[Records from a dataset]
>>>
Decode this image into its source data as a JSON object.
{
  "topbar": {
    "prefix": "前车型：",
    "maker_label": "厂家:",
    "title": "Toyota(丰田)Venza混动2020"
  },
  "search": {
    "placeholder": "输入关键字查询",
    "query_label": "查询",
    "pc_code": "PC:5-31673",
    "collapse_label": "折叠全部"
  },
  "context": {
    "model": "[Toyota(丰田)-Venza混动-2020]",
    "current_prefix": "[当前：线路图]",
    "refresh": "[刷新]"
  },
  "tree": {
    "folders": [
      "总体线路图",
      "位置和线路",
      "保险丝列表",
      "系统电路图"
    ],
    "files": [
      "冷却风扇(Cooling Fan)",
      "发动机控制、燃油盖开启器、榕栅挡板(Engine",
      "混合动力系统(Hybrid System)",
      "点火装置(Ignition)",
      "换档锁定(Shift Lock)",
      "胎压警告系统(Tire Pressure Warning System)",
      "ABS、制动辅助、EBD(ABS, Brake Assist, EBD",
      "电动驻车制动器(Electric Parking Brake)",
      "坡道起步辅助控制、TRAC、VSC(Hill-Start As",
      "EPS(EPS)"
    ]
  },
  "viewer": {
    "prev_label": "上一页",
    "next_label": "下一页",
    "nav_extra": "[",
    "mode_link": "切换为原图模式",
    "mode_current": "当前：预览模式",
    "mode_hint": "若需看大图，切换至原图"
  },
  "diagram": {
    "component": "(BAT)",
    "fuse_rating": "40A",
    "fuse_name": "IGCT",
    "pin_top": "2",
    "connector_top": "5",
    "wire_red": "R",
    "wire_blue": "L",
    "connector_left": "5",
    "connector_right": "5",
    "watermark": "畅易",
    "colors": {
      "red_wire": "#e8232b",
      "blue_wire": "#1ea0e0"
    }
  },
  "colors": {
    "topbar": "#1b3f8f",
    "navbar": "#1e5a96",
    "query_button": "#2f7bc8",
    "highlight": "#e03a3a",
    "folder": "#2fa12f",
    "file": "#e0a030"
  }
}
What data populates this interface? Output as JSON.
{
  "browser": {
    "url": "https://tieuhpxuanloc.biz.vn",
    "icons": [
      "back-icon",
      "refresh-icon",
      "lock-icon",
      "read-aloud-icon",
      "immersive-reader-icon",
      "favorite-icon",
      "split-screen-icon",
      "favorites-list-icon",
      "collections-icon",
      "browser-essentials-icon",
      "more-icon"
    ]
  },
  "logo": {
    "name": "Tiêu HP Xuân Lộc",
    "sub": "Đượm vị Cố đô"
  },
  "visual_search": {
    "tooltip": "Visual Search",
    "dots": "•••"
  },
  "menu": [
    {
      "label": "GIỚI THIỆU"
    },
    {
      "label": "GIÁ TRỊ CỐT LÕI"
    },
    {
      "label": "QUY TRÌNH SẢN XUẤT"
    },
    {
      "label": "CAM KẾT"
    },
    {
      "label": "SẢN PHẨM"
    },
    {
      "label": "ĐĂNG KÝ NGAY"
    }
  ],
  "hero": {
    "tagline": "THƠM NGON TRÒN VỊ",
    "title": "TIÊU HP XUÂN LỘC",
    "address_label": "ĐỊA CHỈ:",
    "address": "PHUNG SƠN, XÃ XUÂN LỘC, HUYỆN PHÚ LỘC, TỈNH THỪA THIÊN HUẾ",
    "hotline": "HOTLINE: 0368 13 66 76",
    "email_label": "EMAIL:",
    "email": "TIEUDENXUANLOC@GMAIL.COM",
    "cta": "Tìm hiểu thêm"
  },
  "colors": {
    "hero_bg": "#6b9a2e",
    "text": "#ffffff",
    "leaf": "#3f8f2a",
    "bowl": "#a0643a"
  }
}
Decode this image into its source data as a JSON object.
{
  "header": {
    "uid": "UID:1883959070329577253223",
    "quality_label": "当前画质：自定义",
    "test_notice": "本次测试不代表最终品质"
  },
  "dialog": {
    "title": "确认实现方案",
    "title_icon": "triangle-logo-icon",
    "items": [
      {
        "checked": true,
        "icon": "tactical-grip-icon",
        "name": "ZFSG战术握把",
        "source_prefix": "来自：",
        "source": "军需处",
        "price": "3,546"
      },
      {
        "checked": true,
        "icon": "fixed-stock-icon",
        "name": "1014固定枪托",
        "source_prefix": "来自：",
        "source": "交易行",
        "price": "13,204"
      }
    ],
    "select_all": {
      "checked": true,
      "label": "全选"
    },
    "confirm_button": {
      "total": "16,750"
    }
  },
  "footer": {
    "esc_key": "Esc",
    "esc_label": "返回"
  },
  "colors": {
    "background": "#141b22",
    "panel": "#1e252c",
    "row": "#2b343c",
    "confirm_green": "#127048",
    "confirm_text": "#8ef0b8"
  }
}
<<<
Print the records once more, exactly as they were given.

Solution to this problem:
Decode this image into its source data as a JSON object.
{
  "topbar": {
    "prefix": "前车型：",
    "maker_label": "厂家:",
    "title": "Toyota(丰田)Venza混动2020"
  },
  "search": {
    "placeholder": "输入关键字查询",
    "query_label": "查询",
    "pc_code": "PC:5-31673",
    "collapse_label": "折叠全部"
  },
  "context": {
    "model": "[Toyota(丰田)-Venza混动-2020]",
    "current_prefix": "[当前：线路图]",
    "refresh": "[刷新]"
  },
  "tree": {
    "folders": [
      "总体线路图",
      "位置和线路",
      "保险丝列表",
      "系统电路图"
    ],
    "files": [
      "冷却风扇(Cooling Fan)",
      "发动机控制、燃油盖开启器、榕栅挡板(Engine",
      "混合动力系统(Hybrid System)",
      "点火装置(Ignition)",
      "换档锁定(Shift Lock)",
      "胎压警告系统(Tire Pressure Warning System)",
      "ABS、制动辅助、EBD(ABS, Brake Assist, EBD",
      "电动驻车制动器(Electric Parking Brake)",
      "坡道起步辅助控制、TRAC、VSC(Hill-Start As",
      "EPS(EPS)"
    ]
  },
  "viewer": {
    "prev_label": "上一页",
    "next_label": "下一页",
    "nav_extra": "[",
    "mode_link": "切换为原图模式",
    "mode_current": "当前：预览模式",
    "mode_hint": "若需看大图，切换至原图"
  },
  "diagram": {
    "component": "(BAT)",
    "fuse_rating": "40A",
    "fuse_name": "IGCT",
    "pin_top": "2",
    "connector_top": "5",
    "wire_red": "R",
    "wire_blue": "L",
    "connector_left": "5",
    "connector_right": "5",
    "watermark": "畅易",
    "colors": {
      "red_wire": "#e8232b",
      "blue_wire": "#1ea0e0"
    }
  },
  "colors": {
    "topbar": "#1b3f8f",
    "navbar": "#1e5a96",
    "query_button": "#2f7bc8",
    "highlight": "#e03a3a",
    "folder": "#2fa12f",
    "file": "#e0a030"
  }
}
What data populates this interface? Output as JSON.
{
  "browser": {
    "url": "https://tieuhpxuanloc.biz.vn",
    "icons": [
      "back-icon",
      "refresh-icon",
      "lock-icon",
      "read-aloud-icon",
      "immersive-reader-icon",
      "favorite-icon",
      "split-screen-icon",
      "favorites-list-icon",
      "collections-icon",
      "browser-essentials-icon",
      "more-icon"
    ]
  },
  "logo": {
    "name": "Tiêu HP Xuân Lộc",
    "sub": "Đượm vị Cố đô"
  },
  "visual_search": {
    "tooltip": "Visual Search",
    "dots": "•••"
  },
  "menu": [
    {
      "label": "GIỚI THIỆU"
    },
    {
      "label": "GIÁ TRỊ CỐT LÕI"
    },
    {
      "label": "QUY TRÌNH SẢN XUẤT"
    },
    {
      "label": "CAM KẾT"
    },
    {
      "label": "SẢN PHẨM"
    },
    {
      "label": "ĐĂNG KÝ NGAY"
    }
  ],
  "hero": {
    "tagline": "THƠM NGON TRÒN VỊ",
    "title": "TIÊU HP XUÂN LỘC",
    "address_label": "ĐỊA CHỈ:",
    "address": "PHUNG SƠN, XÃ XUÂN LỘC, HUYỆN PHÚ LỘC, TỈNH THỪA THIÊN HUẾ",
    "hotline": "HOTLINE: 0368 13 66 76",
    "email_label": "EMAIL:",
    "email": "TIEUDENXUANLOC@GMAIL.COM",
    "cta": "Tìm hiểu thêm"
  },
  "colors": {
    "hero_bg": "#6b9a2e",
    "text": "#ffffff",
    "leaf": "#3f8f2a",
    "bowl": "#a0643a"
  }
}
Decode this image into its source data as a JSON object.
{
  "header": {
    "uid": "UID:1883959070329577253223",
    "quality_label": "当前画质：自定义",
    "test_notice": "本次测试不代表最终品质"
  },
  "dialog": {
    "title": "确认实现方案",
    "title_icon": "triangle-logo-icon",
    "items": [
      {
        "checked": true,
        "icon": "tactical-grip-icon",
        "name": "ZFSG战术握把",
        "source_prefix": "来自：",
        "source": "军需处",
        "price": "3,546"
      },
      {
        "checked": true,
        "icon": "fixed-stock-icon",
        "name": "1014固定枪托",
        "source_prefix": "来自：",
        "source": "交易行",
        "price": "13,204"
      }
    ],
    "select_all": {
      "checked": true,
      "label": "全选"
    },
    "confirm_button": {
      "total": "16,750"
    }
  },
  "footer": {
    "esc_key": "Esc",
    "esc_label": "返回"
  },
  "colors": {
    "background": "#141b22",
    "panel": "#1e252c",
    "row": "#2b343c",
    "confirm_green": "#127048",
    "confirm_text": "#8ef0b8"
  }
}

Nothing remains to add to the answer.